[BEGIN Information given]

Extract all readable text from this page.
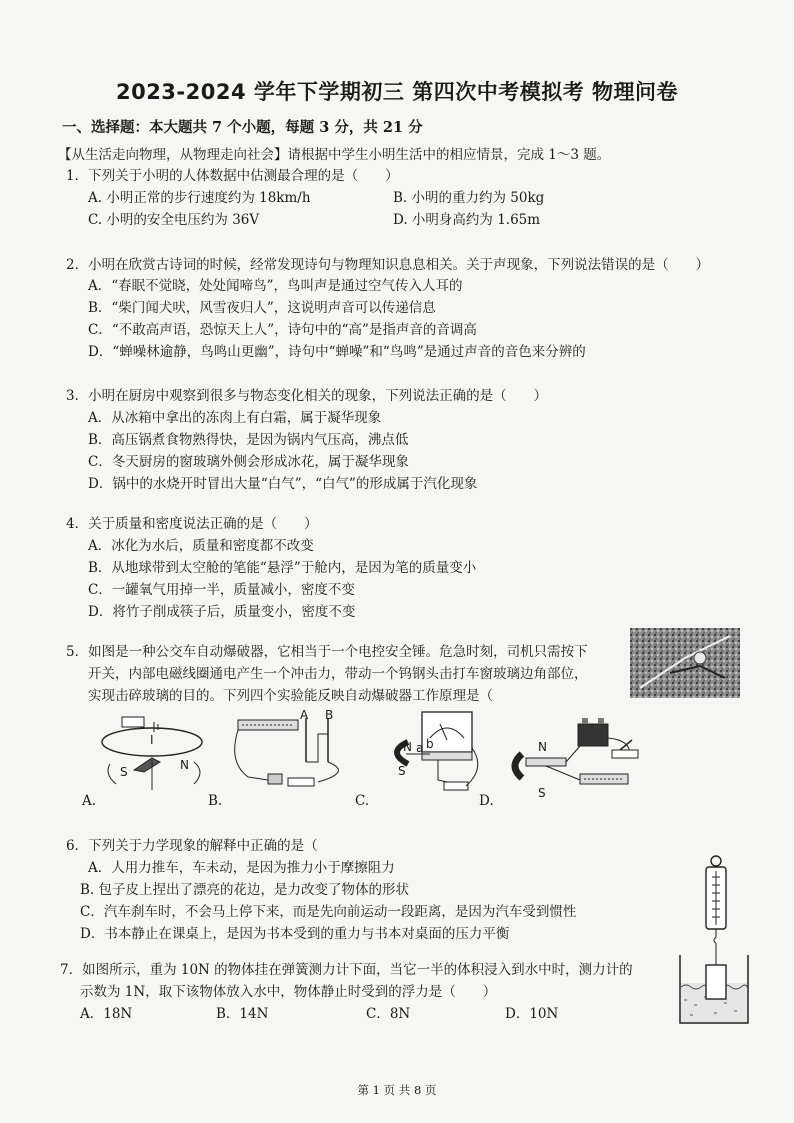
2023-2024 学年下学期初三 第四次中考模拟考 物理问卷
一、选择题：本大题共 7 个小题，每题 3 分，共 21 分
【从生活走向物理，从物理走向社会】请根据中学生小明生活中的相应情景，完成 1～3 题。
1．下列关于小明的人体数据中估测最合理的是（　　）
A. 小明正常的步行速度约为 18km/h	B. 小明的重力约为 50kg
C. 小明的安全电压约为 36V	D. 小明身高约为 1.65m
2．小明在欣赏古诗词的时候，经常发现诗句与物理知识息息相关。关于声现象，下列说法错误的是（　　）
A．“春眠不觉晓，处处闻啼鸟”，鸟叫声是通过空气传入人耳的
B．“柴门闻犬吠，风雪夜归人”，这说明声音可以传递信息
C．“不敢高声语，恐惊天上人”，诗句中的“高”是指声音的音调高
D．“蝉噪林逾静，鸟鸣山更幽”，诗句中“蝉噪”和“鸟鸣”是通过声音的音色来分辨的
3．小明在厨房中观察到很多与物态变化相关的现象，下列说法正确的是（　　）
A．从冰箱中拿出的冻肉上有白霜，属于凝华现象
B．高压锅煮食物熟得快，是因为锅内气压高，沸点低
C．冬天厨房的窗玻璃外侧会形成冰花，属于凝华现象
D．锅中的水烧开时冒出大量“白气”，“白气”的形成属于汽化现象
4．关于质量和密度说法正确的是（　　）
A．冰化为水后，质量和密度都不改变
B．从地球带到太空舱的笔能“悬浮”于舱内，是因为笔的质量变小
C．一罐氧气用掉一半，质量减小，密度不变
D．将竹子削成筷子后，质量变小，密度不变
5．如图是一种公交车自动爆破器，它相当于一个电控安全锤。危急时刻，司机只需按下
开关，内部电磁线圈通电产生一个冲击力，带动一个钨钢头击打车窗玻璃边角部位，
实现击碎玻璃的目的。下列四个实验能反映自动爆破器工作原理是（
I
S	N
A.
A B
B.
N
S
a b
C.
N
S
D.
6．下列关于力学现象的解释中正确的是（
A．人用力推车，车未动，是因为推力小于摩擦阻力
B. 包子皮上捏出了漂亮的花边，是力改变了物体的形状
C．汽车刹车时，不会马上停下来，而是先向前运动一段距离，是因为汽车受到惯性
D．书本静止在课桌上，是因为书本受到的重力与书本对桌面的压力平衡
7．如图所示，重为 10N 的物体挂在弹簧测力计下面，当它一半的体积浸入到水中时，测力计的
示数为 1N，取下该物体放入水中，物体静止时受到的浮力是（　　）
A．18N	B．14N	C．8N	D．10N
第 1 页 共 8 页
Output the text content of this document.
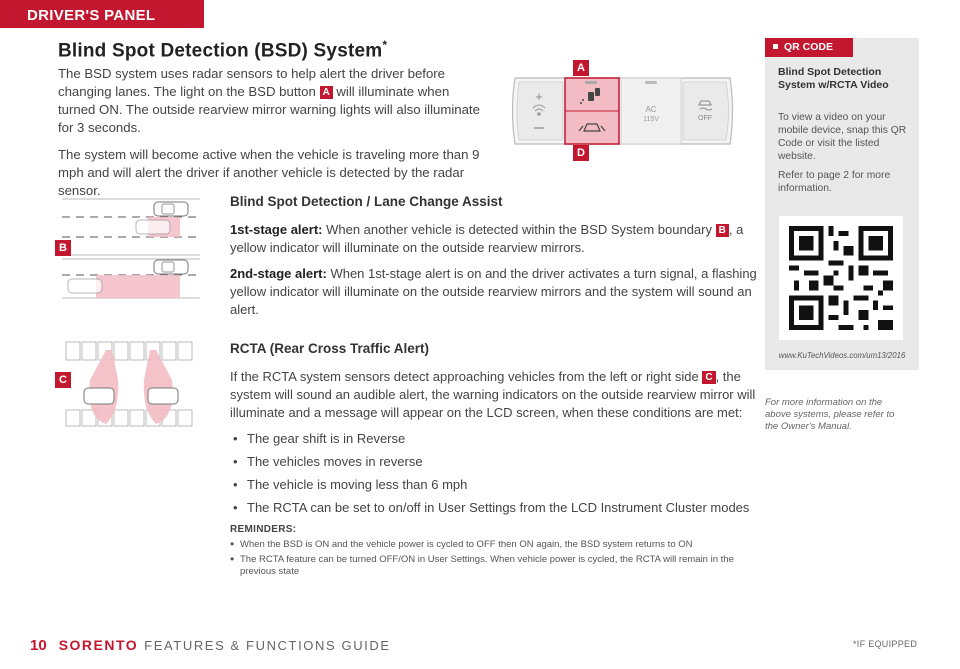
DRIVER'S PANEL
Blind Spot Detection (BSD) System*

The BSD system uses radar sensors to help alert the driver before changing lanes. The light on the BSD button A will illuminate when turned ON. The outside rearview mirror warning lights will also illuminate for 3 seconds.

The system will become active when the vehicle is traveling more than 9 mph and will alert the driver if another vehicle is detected by the radar sensor.

+
AC
115V	OFF
A
D
B
Blind Spot Detection / Lane Change Assist

1st-stage alert: When another vehicle is detected within the BSD System boundary B , a yellow indicator will illuminate on the outside rearview mirrors.

2nd-stage alert: When 1st-stage alert is on and the driver activates a turn signal, a flashing yellow indicator will illuminate on the outside rearview mirrors and the system will sound an alert.

C
RCTA (Rear Cross Traffic Alert)

If the RCTA system sensors detect approaching vehicles from the left or right side C , the system will sound an audible alert, the warning indicators on the outside rearview mirror will illuminate and a message will appear on the LCD screen, when these conditions are met:

• The gear shift is in Reverse
• The vehicles moves in reverse
• The vehicle is moving less than 6 mph
• The RCTA can be set to on/off in User Settings from the LCD Instrument Cluster modes
REMINDERS:
• When the BSD is ON and the vehicle power is cycled to OFF then ON again, the BSD system returns to ON
• The RCTA feature can be turned OFF/ON in User Settings. When vehicle power is cycled, the RCTA will remain in the previous state
QR CODE
Blind Spot Detection System w/RCTA Video

To view a video on your mobile device, snap this QR Code or visit the listed website.

Refer to page 2 for more information.

www.KuTechVideos.com/um13/2016
For more information on the above systems, please refer to the Owner's Manual.
10 SORENTO FEATURES & FUNCTIONS GUIDE	*IF EQUIPPED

[END Information given]

### What the exercise asks
Return all lines with the word "from" in them.

### Problem solution
Extract all readable text from this page.
If the RCTA system sensors detect approaching vehicles from the left or right side C , the system will sound an audible alert, the warning indicators on the outside rearview mirror will illuminate and a message will appear on the LCD screen, when these conditions are met:
• The RCTA can be set to on/off in User Settings from the LCD Instrument Cluster modes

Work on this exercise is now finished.